▼

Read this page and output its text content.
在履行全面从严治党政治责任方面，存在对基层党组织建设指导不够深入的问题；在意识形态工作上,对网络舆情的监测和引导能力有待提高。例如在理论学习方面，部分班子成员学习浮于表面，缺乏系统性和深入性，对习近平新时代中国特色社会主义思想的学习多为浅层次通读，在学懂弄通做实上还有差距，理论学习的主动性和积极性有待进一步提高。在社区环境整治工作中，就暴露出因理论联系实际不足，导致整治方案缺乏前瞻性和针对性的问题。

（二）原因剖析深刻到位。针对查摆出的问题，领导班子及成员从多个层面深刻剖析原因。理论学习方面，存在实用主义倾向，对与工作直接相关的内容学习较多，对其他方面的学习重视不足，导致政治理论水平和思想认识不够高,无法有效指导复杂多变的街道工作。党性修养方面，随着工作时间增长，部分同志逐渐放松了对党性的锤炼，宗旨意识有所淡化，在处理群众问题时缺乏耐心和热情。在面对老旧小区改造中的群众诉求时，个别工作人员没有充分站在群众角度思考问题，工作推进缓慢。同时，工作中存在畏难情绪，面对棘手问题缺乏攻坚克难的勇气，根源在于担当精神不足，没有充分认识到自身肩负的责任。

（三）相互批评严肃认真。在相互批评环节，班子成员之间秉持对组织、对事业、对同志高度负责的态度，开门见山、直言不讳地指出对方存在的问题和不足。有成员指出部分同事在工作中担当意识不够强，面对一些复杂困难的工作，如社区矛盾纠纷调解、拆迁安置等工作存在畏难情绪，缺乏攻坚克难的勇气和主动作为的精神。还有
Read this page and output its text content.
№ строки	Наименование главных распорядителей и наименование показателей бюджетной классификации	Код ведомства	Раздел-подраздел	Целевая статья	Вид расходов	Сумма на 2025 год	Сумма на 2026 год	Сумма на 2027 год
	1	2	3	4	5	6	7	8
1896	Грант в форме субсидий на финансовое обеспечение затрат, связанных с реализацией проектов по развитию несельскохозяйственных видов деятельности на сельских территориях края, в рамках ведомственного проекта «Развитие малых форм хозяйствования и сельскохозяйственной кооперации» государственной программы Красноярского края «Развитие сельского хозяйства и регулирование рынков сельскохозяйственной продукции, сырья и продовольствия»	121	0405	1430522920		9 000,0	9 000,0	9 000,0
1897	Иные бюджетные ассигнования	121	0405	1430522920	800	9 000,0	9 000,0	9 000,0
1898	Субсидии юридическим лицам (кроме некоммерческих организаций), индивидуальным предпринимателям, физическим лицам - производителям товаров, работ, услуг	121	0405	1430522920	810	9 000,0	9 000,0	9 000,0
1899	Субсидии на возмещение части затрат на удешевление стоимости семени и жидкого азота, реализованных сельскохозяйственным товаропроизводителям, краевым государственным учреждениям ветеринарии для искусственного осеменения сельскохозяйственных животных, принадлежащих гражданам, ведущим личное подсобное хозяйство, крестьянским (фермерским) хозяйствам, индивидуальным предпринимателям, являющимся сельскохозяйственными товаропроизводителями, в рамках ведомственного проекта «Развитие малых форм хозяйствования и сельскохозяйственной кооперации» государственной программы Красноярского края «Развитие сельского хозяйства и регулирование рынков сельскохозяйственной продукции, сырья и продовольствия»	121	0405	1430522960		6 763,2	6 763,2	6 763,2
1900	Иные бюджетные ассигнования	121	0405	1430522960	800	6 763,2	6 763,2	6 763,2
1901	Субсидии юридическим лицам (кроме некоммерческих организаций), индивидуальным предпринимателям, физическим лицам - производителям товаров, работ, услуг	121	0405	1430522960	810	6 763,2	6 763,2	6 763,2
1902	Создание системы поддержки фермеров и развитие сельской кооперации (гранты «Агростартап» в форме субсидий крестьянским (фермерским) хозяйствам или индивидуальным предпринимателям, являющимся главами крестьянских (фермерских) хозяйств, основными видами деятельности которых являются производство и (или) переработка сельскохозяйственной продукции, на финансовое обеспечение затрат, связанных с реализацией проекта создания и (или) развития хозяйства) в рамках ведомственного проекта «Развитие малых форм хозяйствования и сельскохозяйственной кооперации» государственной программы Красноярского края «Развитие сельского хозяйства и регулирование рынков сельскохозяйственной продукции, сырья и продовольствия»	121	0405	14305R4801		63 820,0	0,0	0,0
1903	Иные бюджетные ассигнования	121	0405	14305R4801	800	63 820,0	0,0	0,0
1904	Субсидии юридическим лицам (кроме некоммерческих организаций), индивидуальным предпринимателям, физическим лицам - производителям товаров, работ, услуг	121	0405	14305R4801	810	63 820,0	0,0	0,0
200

▲

▸ **EXERCISE AIM**: Reproduce the entries above in full, verbatim.

▸ **RESULT**:
Read this page and output its text content.
在履行全面从严治党政治责任方面，存在对基层党组织建设指导不够深入的问题；在意识形态工作上,对网络舆情的监测和引导能力有待提高。例如在理论学习方面，部分班子成员学习浮于表面，缺乏系统性和深入性，对习近平新时代中国特色社会主义思想的学习多为浅层次通读，在学懂弄通做实上还有差距，理论学习的主动性和积极性有待进一步提高。在社区环境整治工作中，就暴露出因理论联系实际不足，导致整治方案缺乏前瞻性和针对性的问题。

（二）原因剖析深刻到位。针对查摆出的问题，领导班子及成员从多个层面深刻剖析原因。理论学习方面，存在实用主义倾向，对与工作直接相关的内容学习较多，对其他方面的学习重视不足，导致政治理论水平和思想认识不够高,无法有效指导复杂多变的街道工作。党性修养方面，随着工作时间增长，部分同志逐渐放松了对党性的锤炼，宗旨意识有所淡化，在处理群众问题时缺乏耐心和热情。在面对老旧小区改造中的群众诉求时，个别工作人员没有充分站在群众角度思考问题，工作推进缓慢。同时，工作中存在畏难情绪，面对棘手问题缺乏攻坚克难的勇气，根源在于担当精神不足，没有充分认识到自身肩负的责任。

（三）相互批评严肃认真。在相互批评环节，班子成员之间秉持对组织、对事业、对同志高度负责的态度，开门见山、直言不讳地指出对方存在的问题和不足。有成员指出部分同事在工作中担当意识不够强，面对一些复杂困难的工作，如社区矛盾纠纷调解、拆迁安置等工作存在畏难情绪，缺乏攻坚克难的勇气和主动作为的精神。还有
Read this page and output its text content.
№ строки	Наименование главных распорядителей и наименование показателей бюджетной классификации	Код ведомства	Раздел-подраздел	Целевая статья	Вид расходов	Сумма на 2025 год	Сумма на 2026 год	Сумма на 2027 год
	1	2	3	4	5	6	7	8
1896	Грант в форме субсидий на финансовое обеспечение затрат, связанных с реализацией проектов по развитию несельскохозяйственных видов деятельности на сельских территориях края, в рамках ведомственного проекта «Развитие малых форм хозяйствования и сельскохозяйственной кооперации» государственной программы Красноярского края «Развитие сельского хозяйства и регулирование рынков сельскохозяйственной продукции, сырья и продовольствия»	121	0405	1430522920		9 000,0	9 000,0	9 000,0
1897	Иные бюджетные ассигнования	121	0405	1430522920	800	9 000,0	9 000,0	9 000,0
1898	Субсидии юридическим лицам (кроме некоммерческих организаций), индивидуальным предпринимателям, физическим лицам - производителям товаров, работ, услуг	121	0405	1430522920	810	9 000,0	9 000,0	9 000,0
1899	Субсидии на возмещение части затрат на удешевление стоимости семени и жидкого азота, реализованных сельскохозяйственным товаропроизводителям, краевым государственным учреждениям ветеринарии для искусственного осеменения сельскохозяйственных животных, принадлежащих гражданам, ведущим личное подсобное хозяйство, крестьянским (фермерским) хозяйствам, индивидуальным предпринимателям, являющимся сельскохозяйственными товаропроизводителями, в рамках ведомственного проекта «Развитие малых форм хозяйствования и сельскохозяйственной кооперации» государственной программы Красноярского края «Развитие сельского хозяйства и регулирование рынков сельскохозяйственной продукции, сырья и продовольствия»	121	0405	1430522960		6 763,2	6 763,2	6 763,2
1900	Иные бюджетные ассигнования	121	0405	1430522960	800	6 763,2	6 763,2	6 763,2
1901	Субсидии юридическим лицам (кроме некоммерческих организаций), индивидуальным предпринимателям, физическим лицам - производителям товаров, работ, услуг	121	0405	1430522960	810	6 763,2	6 763,2	6 763,2
1902	Создание системы поддержки фермеров и развитие сельской кооперации (гранты «Агростартап» в форме субсидий крестьянским (фермерским) хозяйствам или индивидуальным предпринимателям, являющимся главами крестьянских (фермерских) хозяйств, основными видами деятельности которых являются производство и (или) переработка сельскохозяйственной продукции, на финансовое обеспечение затрат, связанных с реализацией проекта создания и (или) развития хозяйства) в рамках ведомственного проекта «Развитие малых форм хозяйствования и сельскохозяйственной кооперации» государственной программы Красноярского края «Развитие сельского хозяйства и регулирование рынков сельскохозяйственной продукции, сырья и продовольствия»	121	0405	14305R4801		63 820,0	0,0	0,0
1903	Иные бюджетные ассигнования	121	0405	14305R4801	800	63 820,0	0,0	0,0
1904	Субсидии юридическим лицам (кроме некоммерческих организаций), индивидуальным предпринимателям, физическим лицам - производителям товаров, работ, услуг	121	0405	14305R4801	810	63 820,0	0,0	0,0
200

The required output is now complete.